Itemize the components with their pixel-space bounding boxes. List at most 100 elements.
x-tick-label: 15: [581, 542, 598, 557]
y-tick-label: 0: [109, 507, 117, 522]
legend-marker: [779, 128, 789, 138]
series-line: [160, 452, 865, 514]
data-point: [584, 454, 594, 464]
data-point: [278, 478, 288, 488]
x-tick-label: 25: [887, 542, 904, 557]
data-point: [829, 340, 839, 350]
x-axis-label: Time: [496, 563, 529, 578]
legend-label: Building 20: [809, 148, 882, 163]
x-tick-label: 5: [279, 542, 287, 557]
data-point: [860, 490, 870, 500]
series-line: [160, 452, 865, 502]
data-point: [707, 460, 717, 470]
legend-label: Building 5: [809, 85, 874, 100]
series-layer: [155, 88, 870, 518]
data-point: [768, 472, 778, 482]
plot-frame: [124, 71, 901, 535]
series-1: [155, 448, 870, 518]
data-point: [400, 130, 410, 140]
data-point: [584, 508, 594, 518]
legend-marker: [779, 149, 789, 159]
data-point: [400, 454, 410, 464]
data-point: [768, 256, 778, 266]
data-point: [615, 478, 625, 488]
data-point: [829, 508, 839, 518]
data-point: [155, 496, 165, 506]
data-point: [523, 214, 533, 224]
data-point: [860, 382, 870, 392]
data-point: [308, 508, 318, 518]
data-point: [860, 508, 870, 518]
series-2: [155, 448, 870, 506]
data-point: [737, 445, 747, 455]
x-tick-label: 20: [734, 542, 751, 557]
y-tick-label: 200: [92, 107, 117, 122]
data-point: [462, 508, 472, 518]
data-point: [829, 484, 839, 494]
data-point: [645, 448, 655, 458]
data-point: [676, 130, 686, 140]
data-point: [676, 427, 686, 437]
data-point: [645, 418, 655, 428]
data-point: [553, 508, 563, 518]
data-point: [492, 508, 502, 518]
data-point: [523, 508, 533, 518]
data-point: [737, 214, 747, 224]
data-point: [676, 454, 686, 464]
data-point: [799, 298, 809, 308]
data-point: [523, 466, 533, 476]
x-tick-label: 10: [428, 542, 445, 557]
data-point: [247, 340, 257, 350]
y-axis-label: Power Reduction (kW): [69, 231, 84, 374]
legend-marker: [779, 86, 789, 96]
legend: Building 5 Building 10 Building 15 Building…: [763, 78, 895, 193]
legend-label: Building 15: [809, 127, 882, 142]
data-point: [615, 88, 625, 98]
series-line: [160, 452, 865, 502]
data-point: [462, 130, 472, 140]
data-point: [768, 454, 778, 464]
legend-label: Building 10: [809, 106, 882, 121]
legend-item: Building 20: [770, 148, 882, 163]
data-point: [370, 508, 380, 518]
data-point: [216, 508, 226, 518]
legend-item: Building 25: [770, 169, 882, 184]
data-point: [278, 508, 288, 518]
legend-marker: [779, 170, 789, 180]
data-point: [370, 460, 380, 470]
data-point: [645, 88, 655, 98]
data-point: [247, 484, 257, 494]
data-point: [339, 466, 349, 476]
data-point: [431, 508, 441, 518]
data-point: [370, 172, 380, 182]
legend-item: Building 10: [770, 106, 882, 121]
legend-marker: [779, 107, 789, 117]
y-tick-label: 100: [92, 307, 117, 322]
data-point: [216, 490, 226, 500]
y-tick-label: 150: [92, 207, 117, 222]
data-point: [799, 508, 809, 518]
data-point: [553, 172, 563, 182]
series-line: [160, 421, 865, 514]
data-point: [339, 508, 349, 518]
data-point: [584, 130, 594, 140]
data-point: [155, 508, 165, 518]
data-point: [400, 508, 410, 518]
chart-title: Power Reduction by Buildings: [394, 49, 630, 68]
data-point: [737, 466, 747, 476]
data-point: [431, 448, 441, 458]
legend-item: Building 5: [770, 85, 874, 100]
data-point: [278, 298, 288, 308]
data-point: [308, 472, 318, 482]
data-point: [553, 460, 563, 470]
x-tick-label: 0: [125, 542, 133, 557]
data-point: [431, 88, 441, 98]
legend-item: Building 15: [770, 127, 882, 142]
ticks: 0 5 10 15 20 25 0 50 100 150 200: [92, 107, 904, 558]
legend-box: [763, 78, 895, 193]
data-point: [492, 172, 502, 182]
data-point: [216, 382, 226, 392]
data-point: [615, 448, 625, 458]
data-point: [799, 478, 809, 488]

* **Direction**
Rewrite all of the records above, substituting "plot-point" for every occurrence of "data-point" and leaving everything else unchanged.

* **Result of this exercise**
Itemize the components with their pixel-space bounding boxes. List at most 100 elements.
x-tick-label: 15: [581, 542, 598, 557]
y-tick-label: 0: [109, 507, 117, 522]
legend-marker: [779, 128, 789, 138]
series-line: [160, 452, 865, 514]
plot-point: [584, 454, 594, 464]
plot-point: [278, 478, 288, 488]
x-tick-label: 25: [887, 542, 904, 557]
plot-point: [829, 340, 839, 350]
x-axis-label: Time: [496, 563, 529, 578]
legend-label: Building 20: [809, 148, 882, 163]
x-tick-label: 5: [279, 542, 287, 557]
plot-point: [860, 490, 870, 500]
series-line: [160, 452, 865, 502]
plot-point: [707, 460, 717, 470]
legend-label: Building 5: [809, 85, 874, 100]
series-layer: [155, 88, 870, 518]
plot-point: [768, 472, 778, 482]
plot-frame: [124, 71, 901, 535]
series-1: [155, 448, 870, 518]
plot-point: [400, 130, 410, 140]
plot-point: [584, 508, 594, 518]
legend-marker: [779, 149, 789, 159]
plot-point: [400, 454, 410, 464]
plot-point: [768, 256, 778, 266]
plot-point: [615, 478, 625, 488]
plot-point: [829, 508, 839, 518]
plot-point: [155, 496, 165, 506]
plot-point: [523, 214, 533, 224]
plot-point: [860, 382, 870, 392]
plot-point: [308, 508, 318, 518]
plot-point: [860, 508, 870, 518]
series-2: [155, 448, 870, 506]
plot-point: [737, 445, 747, 455]
x-tick-label: 20: [734, 542, 751, 557]
y-tick-label: 200: [92, 107, 117, 122]
plot-point: [462, 508, 472, 518]
plot-point: [829, 484, 839, 494]
plot-point: [645, 448, 655, 458]
plot-point: [676, 130, 686, 140]
plot-point: [676, 427, 686, 437]
plot-point: [645, 418, 655, 428]
plot-point: [553, 508, 563, 518]
plot-point: [492, 508, 502, 518]
plot-point: [523, 508, 533, 518]
plot-point: [737, 214, 747, 224]
plot-point: [676, 454, 686, 464]
plot-point: [799, 298, 809, 308]
plot-point: [523, 466, 533, 476]
x-tick-label: 10: [428, 542, 445, 557]
plot-point: [247, 340, 257, 350]
y-axis-label: Power Reduction (kW): [69, 231, 84, 374]
legend-marker: [779, 86, 789, 96]
legend: Building 5 Building 10 Building 15 Building…: [763, 78, 895, 193]
legend-label: Building 15: [809, 127, 882, 142]
plot-point: [615, 88, 625, 98]
series-line: [160, 452, 865, 502]
plot-point: [462, 130, 472, 140]
plot-point: [768, 454, 778, 464]
legend-label: Building 10: [809, 106, 882, 121]
legend-item: Building 20: [770, 148, 882, 163]
plot-point: [370, 508, 380, 518]
plot-point: [216, 508, 226, 518]
legend-item: Building 25: [770, 169, 882, 184]
plot-point: [278, 508, 288, 518]
legend-marker: [779, 170, 789, 180]
plot-point: [370, 460, 380, 470]
plot-point: [645, 88, 655, 98]
plot-point: [247, 484, 257, 494]
plot-point: [339, 466, 349, 476]
plot-point: [431, 508, 441, 518]
plot-point: [370, 172, 380, 182]
legend-item: Building 10: [770, 106, 882, 121]
legend-marker: [779, 107, 789, 117]
y-tick-label: 100: [92, 307, 117, 322]
plot-point: [216, 490, 226, 500]
y-tick-label: 150: [92, 207, 117, 222]
plot-point: [799, 508, 809, 518]
plot-point: [553, 172, 563, 182]
series-line: [160, 421, 865, 514]
plot-point: [339, 508, 349, 518]
plot-point: [584, 130, 594, 140]
plot-point: [155, 508, 165, 518]
plot-point: [400, 508, 410, 518]
chart-title: Power Reduction by Buildings: [394, 49, 630, 68]
plot-point: [737, 466, 747, 476]
plot-point: [431, 448, 441, 458]
legend-item: Building 5: [770, 85, 874, 100]
plot-point: [278, 298, 288, 308]
plot-point: [308, 472, 318, 482]
plot-point: [553, 460, 563, 470]
x-tick-label: 0: [125, 542, 133, 557]
plot-point: [431, 88, 441, 98]
legend-item: Building 15: [770, 127, 882, 142]
ticks: 0 5 10 15 20 25 0 50 100 150 200: [92, 107, 904, 558]
legend-box: [763, 78, 895, 193]
plot-point: [492, 172, 502, 182]
plot-point: [216, 382, 226, 392]
plot-point: [615, 448, 625, 458]
plot-point: [799, 478, 809, 488]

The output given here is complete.